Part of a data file
--------------------
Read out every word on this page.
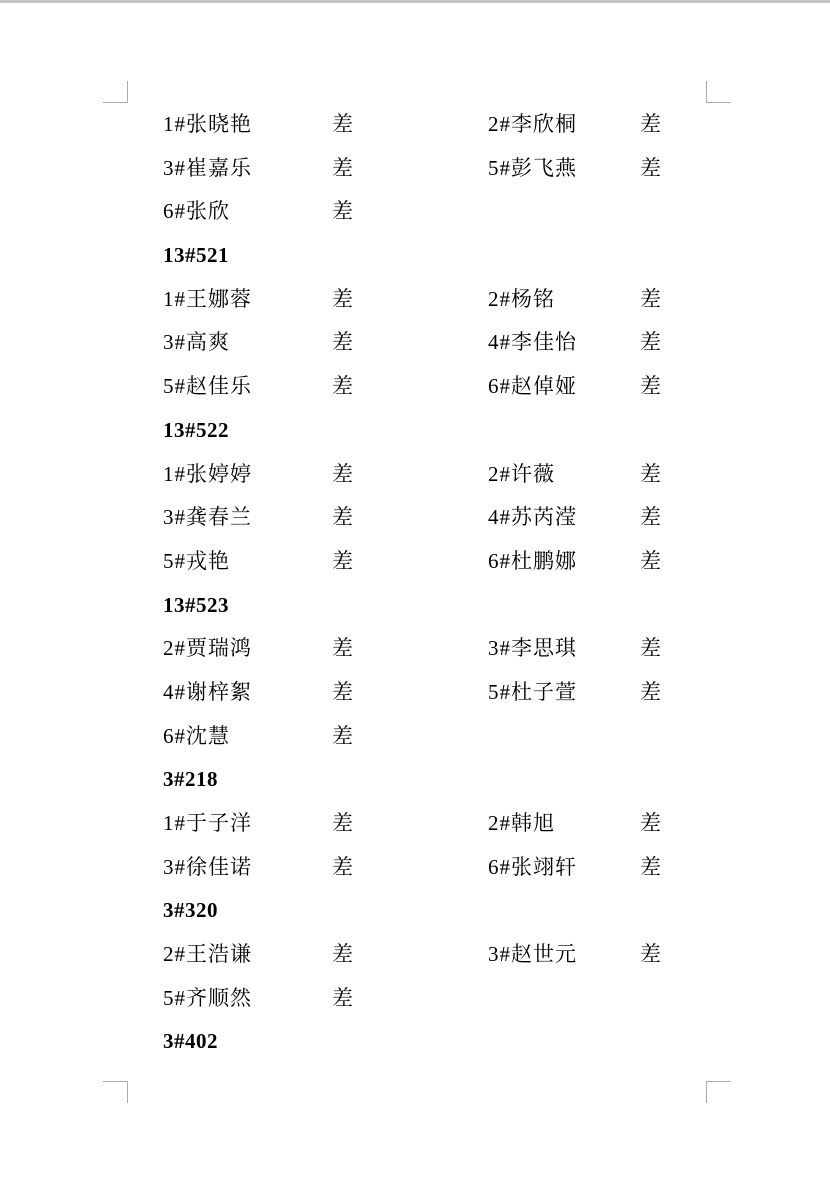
1#张晓艳	差	2#李欣桐	差
3#崔嘉乐	差	5#彭飞燕	差
6#张欣	差
13#521
1#王娜蓉	差	2#杨铭	差
3#高爽	差	4#李佳怡	差
5#赵佳乐	差	6#赵倬娅	差
13#522
1#张婷婷	差	2#许薇	差
3#龚春兰	差	4#苏芮滢	差
5#戎艳	差	6#杜鹏娜	差
13#523
2#贾瑞鸿	差	3#李思琪	差
4#谢梓絮	差	5#杜子萱	差
6#沈慧	差
3#218
1#于子洋	差	2#韩旭	差
3#徐佳诺	差	6#张翊轩	差
3#320
2#王浩谦	差	3#赵世元	差
5#齐顺然	差
3#402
--------------------
#### [PROBLEM REQUIREMENTS]
Omit the pictures and give the material again, exactly and in full.

#### [REPLY TO THE EXERCISE]
Read out every word on this page.
1#张晓艳	差	2#李欣桐	差
3#崔嘉乐	差	5#彭飞燕	差
6#张欣	差
13#521
1#王娜蓉	差	2#杨铭	差
3#高爽	差	4#李佳怡	差
5#赵佳乐	差	6#赵倬娅	差
13#522
1#张婷婷	差	2#许薇	差
3#龚春兰	差	4#苏芮滢	差
5#戎艳	差	6#杜鹏娜	差
13#523
2#贾瑞鸿	差	3#李思琪	差
4#谢梓絮	差	5#杜子萱	差
6#沈慧	差
3#218
1#于子洋	差	2#韩旭	差
3#徐佳诺	差	6#张翊轩	差
3#320
2#王浩谦	差	3#赵世元	差
5#齐顺然	差
3#402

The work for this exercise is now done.